>> Start Material for this task

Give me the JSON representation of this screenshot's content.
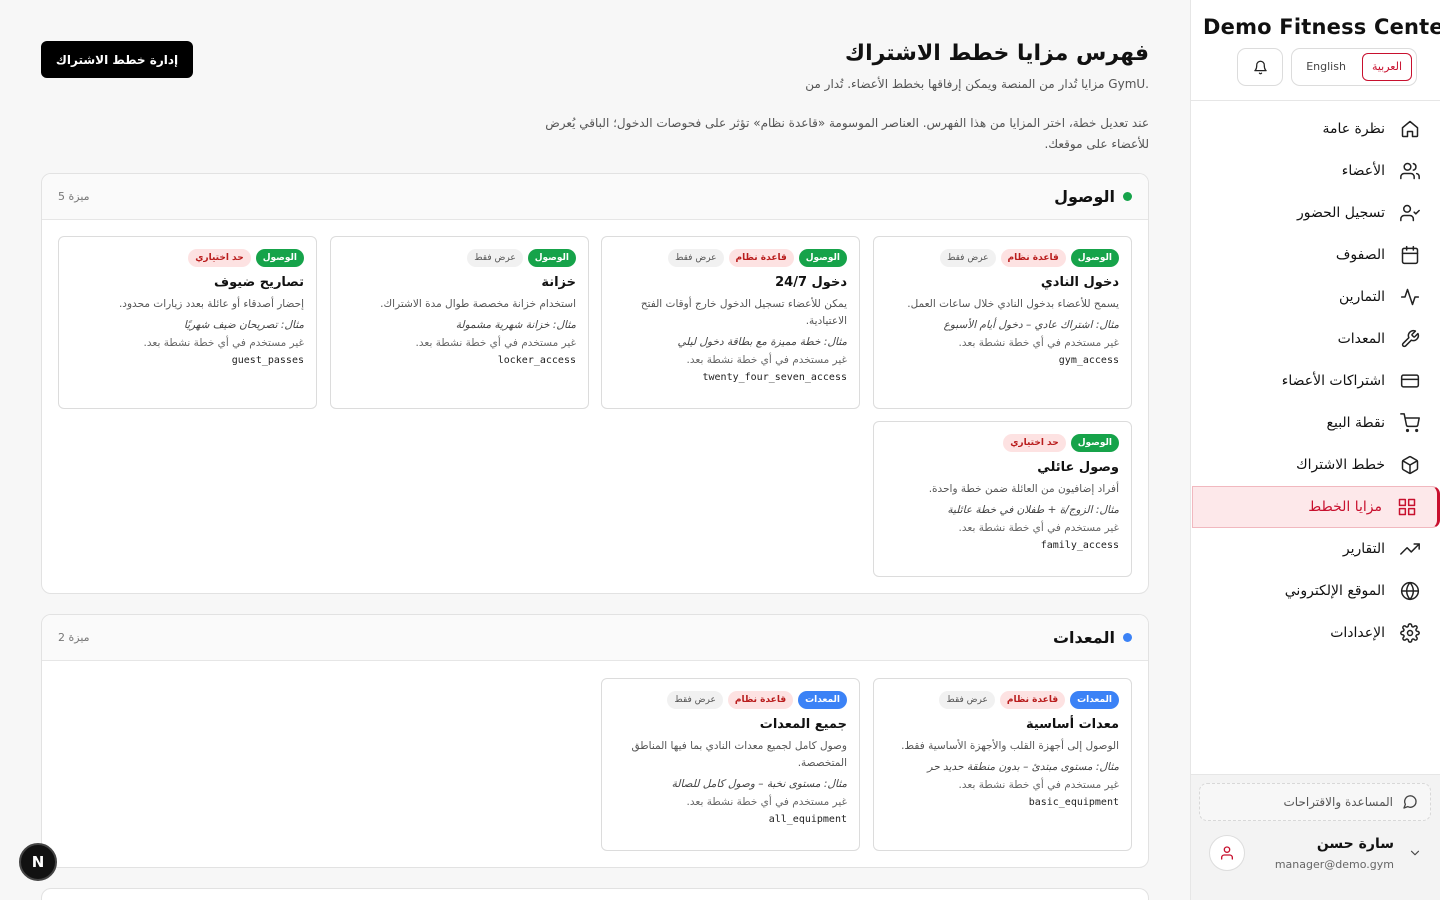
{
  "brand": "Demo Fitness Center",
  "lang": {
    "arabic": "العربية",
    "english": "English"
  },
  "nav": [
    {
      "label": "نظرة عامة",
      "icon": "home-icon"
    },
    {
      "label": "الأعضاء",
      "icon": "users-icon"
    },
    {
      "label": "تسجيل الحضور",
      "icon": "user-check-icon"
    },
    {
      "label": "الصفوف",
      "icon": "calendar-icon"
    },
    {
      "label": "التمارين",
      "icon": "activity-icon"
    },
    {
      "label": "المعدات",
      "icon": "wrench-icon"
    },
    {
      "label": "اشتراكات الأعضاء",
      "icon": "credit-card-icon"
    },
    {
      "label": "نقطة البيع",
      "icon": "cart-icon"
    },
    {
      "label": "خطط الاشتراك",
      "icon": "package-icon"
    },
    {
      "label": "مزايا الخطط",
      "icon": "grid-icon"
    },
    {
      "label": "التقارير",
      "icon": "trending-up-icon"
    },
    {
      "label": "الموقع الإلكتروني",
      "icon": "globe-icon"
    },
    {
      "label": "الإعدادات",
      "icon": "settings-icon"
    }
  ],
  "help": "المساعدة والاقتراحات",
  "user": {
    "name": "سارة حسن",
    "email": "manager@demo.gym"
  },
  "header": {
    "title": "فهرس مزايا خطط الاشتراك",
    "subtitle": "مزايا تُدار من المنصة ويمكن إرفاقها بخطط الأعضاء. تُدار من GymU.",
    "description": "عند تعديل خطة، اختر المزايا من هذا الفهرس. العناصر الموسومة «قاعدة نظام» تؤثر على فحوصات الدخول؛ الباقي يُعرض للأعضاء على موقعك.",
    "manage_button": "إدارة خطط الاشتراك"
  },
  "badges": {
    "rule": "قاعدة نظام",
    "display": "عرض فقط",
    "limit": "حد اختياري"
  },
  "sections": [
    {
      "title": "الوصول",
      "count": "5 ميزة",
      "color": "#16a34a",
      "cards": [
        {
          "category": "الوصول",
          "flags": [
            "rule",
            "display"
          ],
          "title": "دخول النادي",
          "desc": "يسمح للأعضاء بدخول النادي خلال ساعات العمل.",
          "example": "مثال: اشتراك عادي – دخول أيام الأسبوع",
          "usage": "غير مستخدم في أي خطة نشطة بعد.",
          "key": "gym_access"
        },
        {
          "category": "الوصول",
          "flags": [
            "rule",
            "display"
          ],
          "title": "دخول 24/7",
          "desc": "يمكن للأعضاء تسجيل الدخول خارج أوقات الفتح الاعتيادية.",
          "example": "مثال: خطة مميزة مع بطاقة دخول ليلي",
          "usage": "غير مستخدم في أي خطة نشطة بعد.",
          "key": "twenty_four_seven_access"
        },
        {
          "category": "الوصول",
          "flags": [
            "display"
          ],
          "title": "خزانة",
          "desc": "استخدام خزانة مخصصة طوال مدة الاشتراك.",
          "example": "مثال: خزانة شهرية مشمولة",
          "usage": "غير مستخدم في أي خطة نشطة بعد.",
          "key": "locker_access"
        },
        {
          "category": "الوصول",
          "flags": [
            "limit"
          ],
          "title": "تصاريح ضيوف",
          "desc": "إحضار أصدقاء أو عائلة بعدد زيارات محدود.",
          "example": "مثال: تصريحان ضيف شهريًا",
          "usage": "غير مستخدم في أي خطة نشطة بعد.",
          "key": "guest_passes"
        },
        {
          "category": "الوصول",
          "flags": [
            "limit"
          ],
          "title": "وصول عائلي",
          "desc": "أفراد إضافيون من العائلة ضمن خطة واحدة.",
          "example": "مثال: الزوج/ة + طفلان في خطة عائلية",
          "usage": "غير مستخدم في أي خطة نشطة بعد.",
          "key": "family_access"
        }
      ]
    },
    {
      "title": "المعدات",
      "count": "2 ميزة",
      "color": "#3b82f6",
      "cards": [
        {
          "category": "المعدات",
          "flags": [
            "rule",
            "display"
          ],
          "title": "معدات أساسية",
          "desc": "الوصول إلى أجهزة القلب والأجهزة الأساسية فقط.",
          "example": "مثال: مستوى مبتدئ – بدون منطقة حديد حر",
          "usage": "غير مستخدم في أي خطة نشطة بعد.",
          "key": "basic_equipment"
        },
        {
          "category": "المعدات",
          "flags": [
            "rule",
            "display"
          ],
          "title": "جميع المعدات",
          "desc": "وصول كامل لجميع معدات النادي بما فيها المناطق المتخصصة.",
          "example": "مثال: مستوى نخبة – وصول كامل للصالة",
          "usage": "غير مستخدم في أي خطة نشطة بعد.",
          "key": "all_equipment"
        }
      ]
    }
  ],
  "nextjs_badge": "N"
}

>> End Material for this task
>> Start Material for this task

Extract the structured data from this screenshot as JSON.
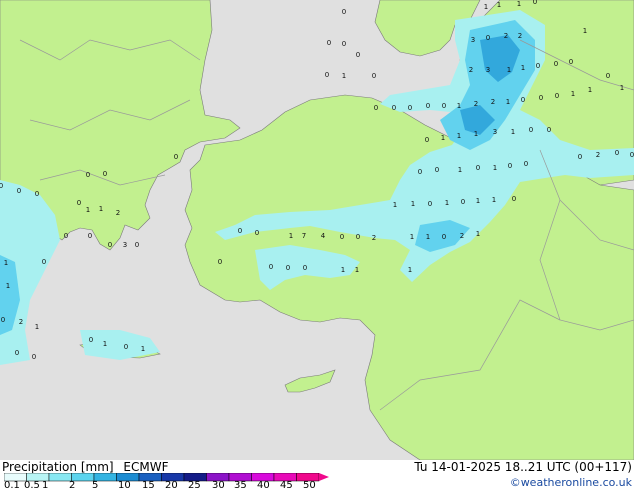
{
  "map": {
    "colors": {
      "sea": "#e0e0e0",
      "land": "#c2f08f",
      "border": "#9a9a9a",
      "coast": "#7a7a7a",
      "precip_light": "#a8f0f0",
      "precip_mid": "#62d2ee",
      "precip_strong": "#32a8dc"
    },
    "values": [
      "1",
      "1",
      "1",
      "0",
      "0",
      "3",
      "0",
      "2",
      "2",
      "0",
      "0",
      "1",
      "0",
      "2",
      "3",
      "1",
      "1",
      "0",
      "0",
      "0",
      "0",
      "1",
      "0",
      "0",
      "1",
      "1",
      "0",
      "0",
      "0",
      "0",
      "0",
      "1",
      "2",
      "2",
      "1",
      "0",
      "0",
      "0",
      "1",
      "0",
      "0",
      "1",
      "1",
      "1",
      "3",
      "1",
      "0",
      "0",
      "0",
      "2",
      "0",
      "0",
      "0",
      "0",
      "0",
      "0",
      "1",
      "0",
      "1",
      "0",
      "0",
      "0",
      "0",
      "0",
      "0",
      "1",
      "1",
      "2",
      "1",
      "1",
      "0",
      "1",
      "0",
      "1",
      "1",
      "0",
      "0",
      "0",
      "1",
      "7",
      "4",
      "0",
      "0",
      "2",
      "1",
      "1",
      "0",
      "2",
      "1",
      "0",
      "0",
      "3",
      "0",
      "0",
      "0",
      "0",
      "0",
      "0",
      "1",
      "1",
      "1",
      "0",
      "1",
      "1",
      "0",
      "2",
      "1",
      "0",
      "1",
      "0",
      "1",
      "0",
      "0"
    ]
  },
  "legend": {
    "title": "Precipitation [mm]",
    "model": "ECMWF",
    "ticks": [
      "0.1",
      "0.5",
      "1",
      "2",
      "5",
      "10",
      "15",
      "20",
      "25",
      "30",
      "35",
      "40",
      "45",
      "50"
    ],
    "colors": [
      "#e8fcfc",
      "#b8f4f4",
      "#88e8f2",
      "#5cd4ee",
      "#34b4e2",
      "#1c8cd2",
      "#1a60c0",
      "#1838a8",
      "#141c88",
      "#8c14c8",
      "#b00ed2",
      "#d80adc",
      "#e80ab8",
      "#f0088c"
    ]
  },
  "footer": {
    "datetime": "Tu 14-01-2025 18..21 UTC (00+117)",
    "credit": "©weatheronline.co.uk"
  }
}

>> End Material for this task

* [What you should do]: Copy, from the material above, each line in which the string "الاشتراك" occurs.

* [Correct output]:
      "label": "خطط الاشتراك",
    "title": "فهرس مزايا خطط الاشتراك",
    "manage_button": "إدارة خطط الاشتراك"
          "desc": "استخدام خزانة مخصصة طوال مدة الاشتراك.",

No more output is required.